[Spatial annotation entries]
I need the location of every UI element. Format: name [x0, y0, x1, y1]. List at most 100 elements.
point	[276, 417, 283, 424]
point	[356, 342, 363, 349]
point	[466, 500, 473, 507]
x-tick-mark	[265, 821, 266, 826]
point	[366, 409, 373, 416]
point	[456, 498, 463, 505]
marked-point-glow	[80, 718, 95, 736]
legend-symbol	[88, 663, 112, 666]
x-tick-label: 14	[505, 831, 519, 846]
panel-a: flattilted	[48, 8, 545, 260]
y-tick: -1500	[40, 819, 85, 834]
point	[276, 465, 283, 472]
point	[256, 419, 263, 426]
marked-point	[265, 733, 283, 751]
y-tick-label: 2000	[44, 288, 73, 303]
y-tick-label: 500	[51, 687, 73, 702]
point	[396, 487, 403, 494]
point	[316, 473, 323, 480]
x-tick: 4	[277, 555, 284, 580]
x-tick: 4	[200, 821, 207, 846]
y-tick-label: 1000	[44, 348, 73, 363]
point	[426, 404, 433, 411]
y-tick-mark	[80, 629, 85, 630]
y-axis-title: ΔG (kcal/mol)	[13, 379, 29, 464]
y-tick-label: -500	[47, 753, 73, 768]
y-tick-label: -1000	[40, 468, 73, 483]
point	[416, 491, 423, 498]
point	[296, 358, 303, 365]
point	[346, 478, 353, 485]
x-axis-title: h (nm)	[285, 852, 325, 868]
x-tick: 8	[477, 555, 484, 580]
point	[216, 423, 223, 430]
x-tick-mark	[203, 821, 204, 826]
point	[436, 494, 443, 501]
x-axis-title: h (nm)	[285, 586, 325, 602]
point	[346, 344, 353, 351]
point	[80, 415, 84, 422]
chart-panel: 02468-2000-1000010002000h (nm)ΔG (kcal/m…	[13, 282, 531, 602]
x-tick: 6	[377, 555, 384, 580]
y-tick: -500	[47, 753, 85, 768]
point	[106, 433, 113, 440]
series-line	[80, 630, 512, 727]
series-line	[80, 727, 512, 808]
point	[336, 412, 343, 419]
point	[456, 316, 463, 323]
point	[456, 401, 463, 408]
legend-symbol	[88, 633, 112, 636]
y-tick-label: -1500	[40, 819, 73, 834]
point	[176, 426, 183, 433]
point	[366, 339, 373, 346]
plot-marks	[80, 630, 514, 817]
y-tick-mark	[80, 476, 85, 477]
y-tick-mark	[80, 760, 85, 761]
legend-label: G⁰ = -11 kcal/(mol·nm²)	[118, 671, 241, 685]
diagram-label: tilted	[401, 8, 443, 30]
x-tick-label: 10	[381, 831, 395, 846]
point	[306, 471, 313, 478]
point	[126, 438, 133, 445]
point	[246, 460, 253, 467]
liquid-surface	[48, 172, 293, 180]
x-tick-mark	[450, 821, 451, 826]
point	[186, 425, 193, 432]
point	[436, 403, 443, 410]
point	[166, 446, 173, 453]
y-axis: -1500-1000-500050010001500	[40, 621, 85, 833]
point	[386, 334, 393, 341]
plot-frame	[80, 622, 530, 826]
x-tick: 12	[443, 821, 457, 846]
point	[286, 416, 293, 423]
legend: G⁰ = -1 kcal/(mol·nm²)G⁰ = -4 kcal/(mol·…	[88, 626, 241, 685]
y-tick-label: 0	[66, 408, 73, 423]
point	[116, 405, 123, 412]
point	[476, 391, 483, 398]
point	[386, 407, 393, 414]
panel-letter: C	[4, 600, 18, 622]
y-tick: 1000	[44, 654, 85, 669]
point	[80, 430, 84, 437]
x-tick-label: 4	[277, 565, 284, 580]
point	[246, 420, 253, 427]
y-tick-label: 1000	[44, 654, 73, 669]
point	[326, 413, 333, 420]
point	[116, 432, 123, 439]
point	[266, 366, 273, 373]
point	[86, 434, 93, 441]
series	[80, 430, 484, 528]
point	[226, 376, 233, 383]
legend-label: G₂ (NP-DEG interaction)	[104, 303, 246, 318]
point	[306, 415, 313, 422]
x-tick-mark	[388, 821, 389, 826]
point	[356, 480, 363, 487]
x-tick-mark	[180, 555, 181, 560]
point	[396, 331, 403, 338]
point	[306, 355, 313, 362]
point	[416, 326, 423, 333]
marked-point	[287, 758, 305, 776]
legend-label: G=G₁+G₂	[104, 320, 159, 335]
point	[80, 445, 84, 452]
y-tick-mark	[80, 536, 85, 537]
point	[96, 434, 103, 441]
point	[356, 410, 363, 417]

_Problem statement_.
Copy the entries word for word from the first line through the line containing "555, 284, 580]", including both of those lines.

_Written answer_.
I need the location of every UI element. Format: name [x0, y0, x1, y1]. List at most 100 elements.
point	[276, 417, 283, 424]
point	[356, 342, 363, 349]
point	[466, 500, 473, 507]
x-tick-mark	[265, 821, 266, 826]
point	[366, 409, 373, 416]
point	[456, 498, 463, 505]
marked-point-glow	[80, 718, 95, 736]
legend-symbol	[88, 663, 112, 666]
x-tick-label: 14	[505, 831, 519, 846]
panel-a: flattilted	[48, 8, 545, 260]
y-tick: -1500	[40, 819, 85, 834]
point	[276, 465, 283, 472]
point	[256, 419, 263, 426]
marked-point	[265, 733, 283, 751]
y-tick-label: 2000	[44, 288, 73, 303]
y-tick-label: 500	[51, 687, 73, 702]
point	[396, 487, 403, 494]
point	[316, 473, 323, 480]
x-tick: 4	[277, 555, 284, 580]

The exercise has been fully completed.